AIM OF THE TASK:
Wherever the word "text" turns up in a line of the entries, copy that line.

Collected data entries:
+---+

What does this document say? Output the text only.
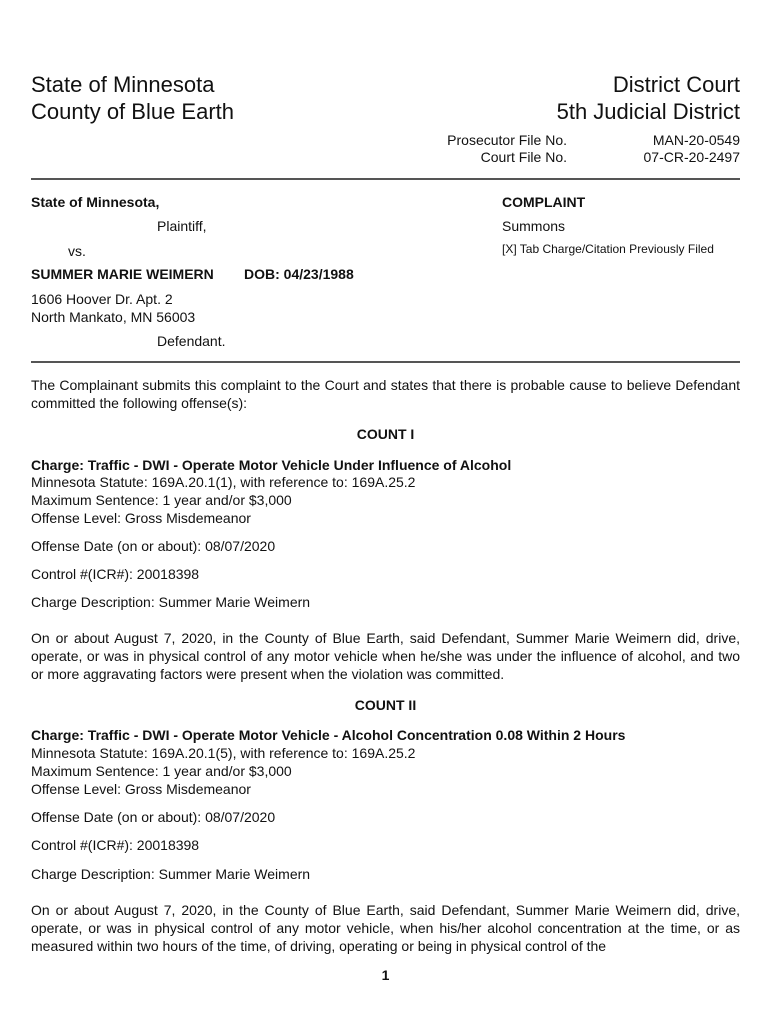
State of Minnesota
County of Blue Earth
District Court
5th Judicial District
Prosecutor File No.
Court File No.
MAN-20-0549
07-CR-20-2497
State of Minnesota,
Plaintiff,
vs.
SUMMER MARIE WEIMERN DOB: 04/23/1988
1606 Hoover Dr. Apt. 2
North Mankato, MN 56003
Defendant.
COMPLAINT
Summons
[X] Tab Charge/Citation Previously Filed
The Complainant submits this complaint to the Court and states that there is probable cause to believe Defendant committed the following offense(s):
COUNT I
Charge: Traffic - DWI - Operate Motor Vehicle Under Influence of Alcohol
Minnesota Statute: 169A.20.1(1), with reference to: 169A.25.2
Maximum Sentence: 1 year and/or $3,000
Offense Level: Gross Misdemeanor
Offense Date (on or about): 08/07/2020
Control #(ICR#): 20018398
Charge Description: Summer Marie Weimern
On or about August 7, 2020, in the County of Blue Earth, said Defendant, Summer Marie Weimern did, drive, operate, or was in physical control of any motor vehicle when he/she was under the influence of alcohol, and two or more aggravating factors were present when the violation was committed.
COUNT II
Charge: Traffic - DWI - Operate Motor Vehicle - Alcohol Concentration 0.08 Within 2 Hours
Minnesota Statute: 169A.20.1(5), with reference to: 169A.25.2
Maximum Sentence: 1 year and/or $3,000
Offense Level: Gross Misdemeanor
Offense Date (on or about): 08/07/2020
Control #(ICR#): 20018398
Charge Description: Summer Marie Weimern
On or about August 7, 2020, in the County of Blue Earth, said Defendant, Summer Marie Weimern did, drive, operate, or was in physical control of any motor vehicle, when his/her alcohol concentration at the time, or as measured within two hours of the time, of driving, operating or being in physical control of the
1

+---+

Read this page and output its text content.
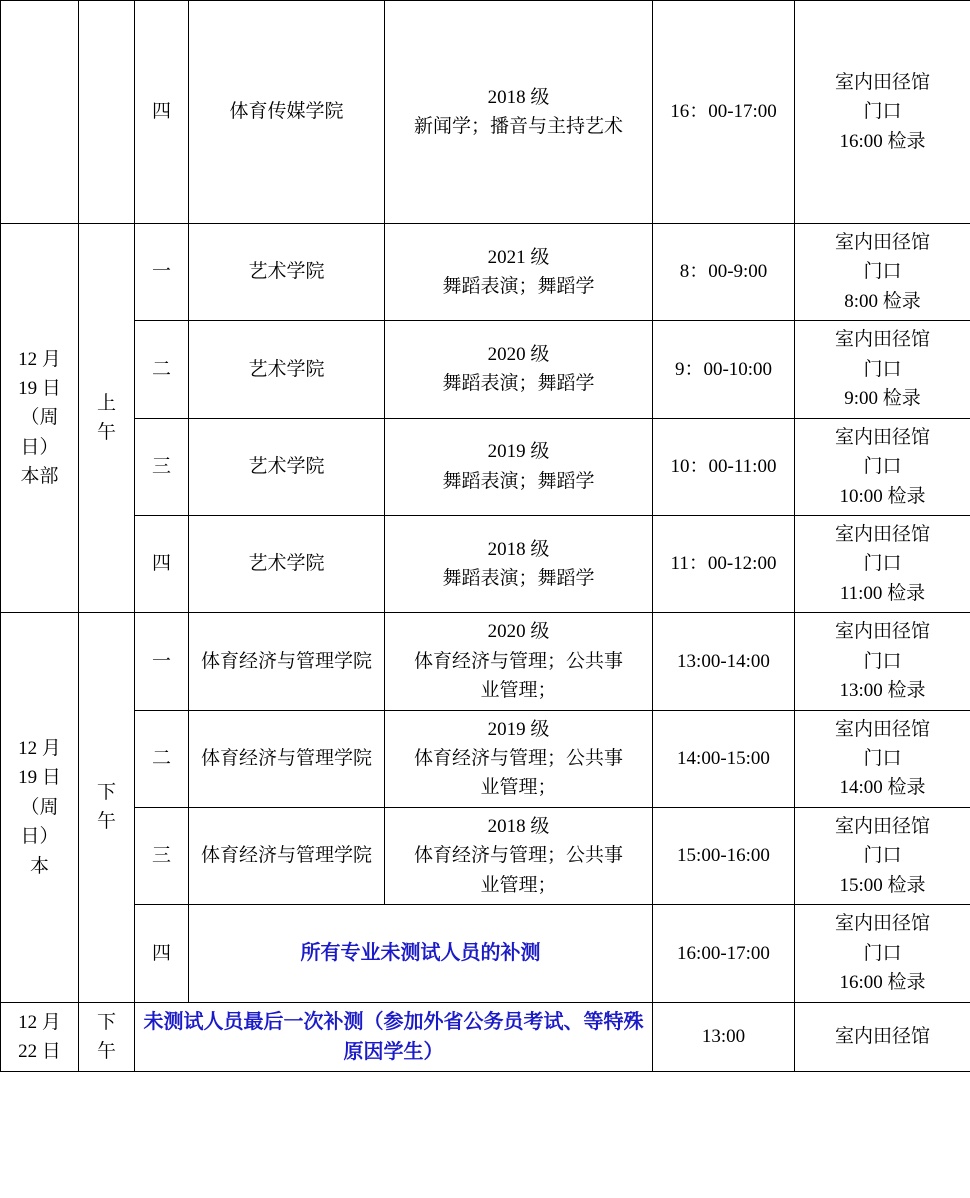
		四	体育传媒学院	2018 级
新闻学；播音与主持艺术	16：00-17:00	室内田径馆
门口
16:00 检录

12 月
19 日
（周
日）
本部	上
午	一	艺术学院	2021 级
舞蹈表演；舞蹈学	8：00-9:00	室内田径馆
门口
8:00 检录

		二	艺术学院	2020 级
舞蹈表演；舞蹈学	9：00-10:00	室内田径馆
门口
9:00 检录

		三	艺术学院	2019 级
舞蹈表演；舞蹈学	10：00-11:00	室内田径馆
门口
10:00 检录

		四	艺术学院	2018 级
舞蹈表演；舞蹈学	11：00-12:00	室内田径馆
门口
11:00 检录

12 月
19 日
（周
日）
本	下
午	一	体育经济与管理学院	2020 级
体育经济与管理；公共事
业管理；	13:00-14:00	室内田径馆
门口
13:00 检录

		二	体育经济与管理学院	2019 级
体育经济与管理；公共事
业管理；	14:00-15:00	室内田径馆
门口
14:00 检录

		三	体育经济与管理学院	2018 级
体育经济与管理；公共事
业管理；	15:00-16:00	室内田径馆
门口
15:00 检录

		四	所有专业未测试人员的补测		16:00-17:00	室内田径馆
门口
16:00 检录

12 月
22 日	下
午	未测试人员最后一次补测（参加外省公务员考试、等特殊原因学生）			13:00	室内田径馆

+---+

RIGHT ANSWER:
What does this document say? Output the text only.
Read this page and output its text content.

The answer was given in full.